Data extract:
'''
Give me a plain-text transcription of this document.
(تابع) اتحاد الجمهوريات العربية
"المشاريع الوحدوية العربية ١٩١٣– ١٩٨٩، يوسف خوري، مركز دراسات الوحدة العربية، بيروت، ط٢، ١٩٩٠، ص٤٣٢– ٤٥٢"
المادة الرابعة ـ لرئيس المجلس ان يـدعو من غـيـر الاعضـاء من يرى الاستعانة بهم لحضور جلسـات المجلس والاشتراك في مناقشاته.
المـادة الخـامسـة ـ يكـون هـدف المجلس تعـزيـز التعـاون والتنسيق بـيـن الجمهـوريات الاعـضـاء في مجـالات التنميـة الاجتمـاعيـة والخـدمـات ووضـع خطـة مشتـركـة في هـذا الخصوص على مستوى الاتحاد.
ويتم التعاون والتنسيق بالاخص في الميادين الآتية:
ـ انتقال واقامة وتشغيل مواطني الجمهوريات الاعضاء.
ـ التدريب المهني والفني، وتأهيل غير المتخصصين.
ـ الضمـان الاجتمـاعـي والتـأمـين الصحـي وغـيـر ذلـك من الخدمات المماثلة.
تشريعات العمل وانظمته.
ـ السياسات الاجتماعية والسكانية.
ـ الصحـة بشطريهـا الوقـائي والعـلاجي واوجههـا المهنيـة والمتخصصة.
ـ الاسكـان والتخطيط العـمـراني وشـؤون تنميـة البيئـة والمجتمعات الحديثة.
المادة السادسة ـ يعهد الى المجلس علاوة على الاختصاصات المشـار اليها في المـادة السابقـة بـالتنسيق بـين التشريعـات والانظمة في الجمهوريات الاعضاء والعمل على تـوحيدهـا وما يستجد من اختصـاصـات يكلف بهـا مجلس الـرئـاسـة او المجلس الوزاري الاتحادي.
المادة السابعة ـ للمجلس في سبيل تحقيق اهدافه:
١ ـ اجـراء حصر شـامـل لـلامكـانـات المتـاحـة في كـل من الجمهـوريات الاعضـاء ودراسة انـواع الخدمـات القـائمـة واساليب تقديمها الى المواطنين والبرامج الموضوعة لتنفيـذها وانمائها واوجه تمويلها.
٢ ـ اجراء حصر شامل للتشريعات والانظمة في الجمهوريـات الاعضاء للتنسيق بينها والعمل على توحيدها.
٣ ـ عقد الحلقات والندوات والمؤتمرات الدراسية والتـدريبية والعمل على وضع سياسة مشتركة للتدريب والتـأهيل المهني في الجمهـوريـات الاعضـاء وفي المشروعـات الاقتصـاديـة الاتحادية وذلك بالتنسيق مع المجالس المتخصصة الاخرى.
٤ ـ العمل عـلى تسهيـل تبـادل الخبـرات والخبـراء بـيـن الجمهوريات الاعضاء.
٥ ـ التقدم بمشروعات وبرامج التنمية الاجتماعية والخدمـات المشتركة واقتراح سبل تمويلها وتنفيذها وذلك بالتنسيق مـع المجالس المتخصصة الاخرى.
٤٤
'''
Problem statement: Each entry is to be returned in full, character for character.

Output of the exercise:
Give me a plain-text transcription of this document.
(تابع) اتحاد الجمهوريات العربية
"المشاريع الوحدوية العربية ١٩١٣– ١٩٨٩، يوسف خوري، مركز دراسات الوحدة العربية، بيروت، ط٢، ١٩٩٠، ص٤٣٢– ٤٥٢"
المادة الرابعة ـ لرئيس المجلس ان يـدعو من غـيـر الاعضـاء من يرى الاستعانة بهم لحضور جلسـات المجلس والاشتراك في مناقشاته.
المـادة الخـامسـة ـ يكـون هـدف المجلس تعـزيـز التعـاون والتنسيق بـيـن الجمهـوريات الاعـضـاء في مجـالات التنميـة الاجتمـاعيـة والخـدمـات ووضـع خطـة مشتـركـة في هـذا الخصوص على مستوى الاتحاد.
ويتم التعاون والتنسيق بالاخص في الميادين الآتية:
ـ انتقال واقامة وتشغيل مواطني الجمهوريات الاعضاء.
ـ التدريب المهني والفني، وتأهيل غير المتخصصين.
ـ الضمـان الاجتمـاعـي والتـأمـين الصحـي وغـيـر ذلـك من الخدمات المماثلة.
تشريعات العمل وانظمته.
ـ السياسات الاجتماعية والسكانية.
ـ الصحـة بشطريهـا الوقـائي والعـلاجي واوجههـا المهنيـة والمتخصصة.
ـ الاسكـان والتخطيط العـمـراني وشـؤون تنميـة البيئـة والمجتمعات الحديثة.
المادة السادسة ـ يعهد الى المجلس علاوة على الاختصاصات المشـار اليها في المـادة السابقـة بـالتنسيق بـين التشريعـات والانظمة في الجمهوريات الاعضاء والعمل على تـوحيدهـا وما يستجد من اختصـاصـات يكلف بهـا مجلس الـرئـاسـة او المجلس الوزاري الاتحادي.
المادة السابعة ـ للمجلس في سبيل تحقيق اهدافه:
١ ـ اجـراء حصر شـامـل لـلامكـانـات المتـاحـة في كـل من الجمهـوريات الاعضـاء ودراسة انـواع الخدمـات القـائمـة واساليب تقديمها الى المواطنين والبرامج الموضوعة لتنفيـذها وانمائها واوجه تمويلها.
٢ ـ اجراء حصر شامل للتشريعات والانظمة في الجمهوريـات الاعضاء للتنسيق بينها والعمل على توحيدها.
٣ ـ عقد الحلقات والندوات والمؤتمرات الدراسية والتـدريبية والعمل على وضع سياسة مشتركة للتدريب والتـأهيل المهني في الجمهـوريـات الاعضـاء وفي المشروعـات الاقتصـاديـة الاتحادية وذلك بالتنسيق مع المجالس المتخصصة الاخرى.
٤ ـ العمل عـلى تسهيـل تبـادل الخبـرات والخبـراء بـيـن الجمهوريات الاعضاء.
٥ ـ التقدم بمشروعات وبرامج التنمية الاجتماعية والخدمـات المشتركة واقتراح سبل تمويلها وتنفيذها وذلك بالتنسيق مـع المجالس المتخصصة الاخرى.
٤٤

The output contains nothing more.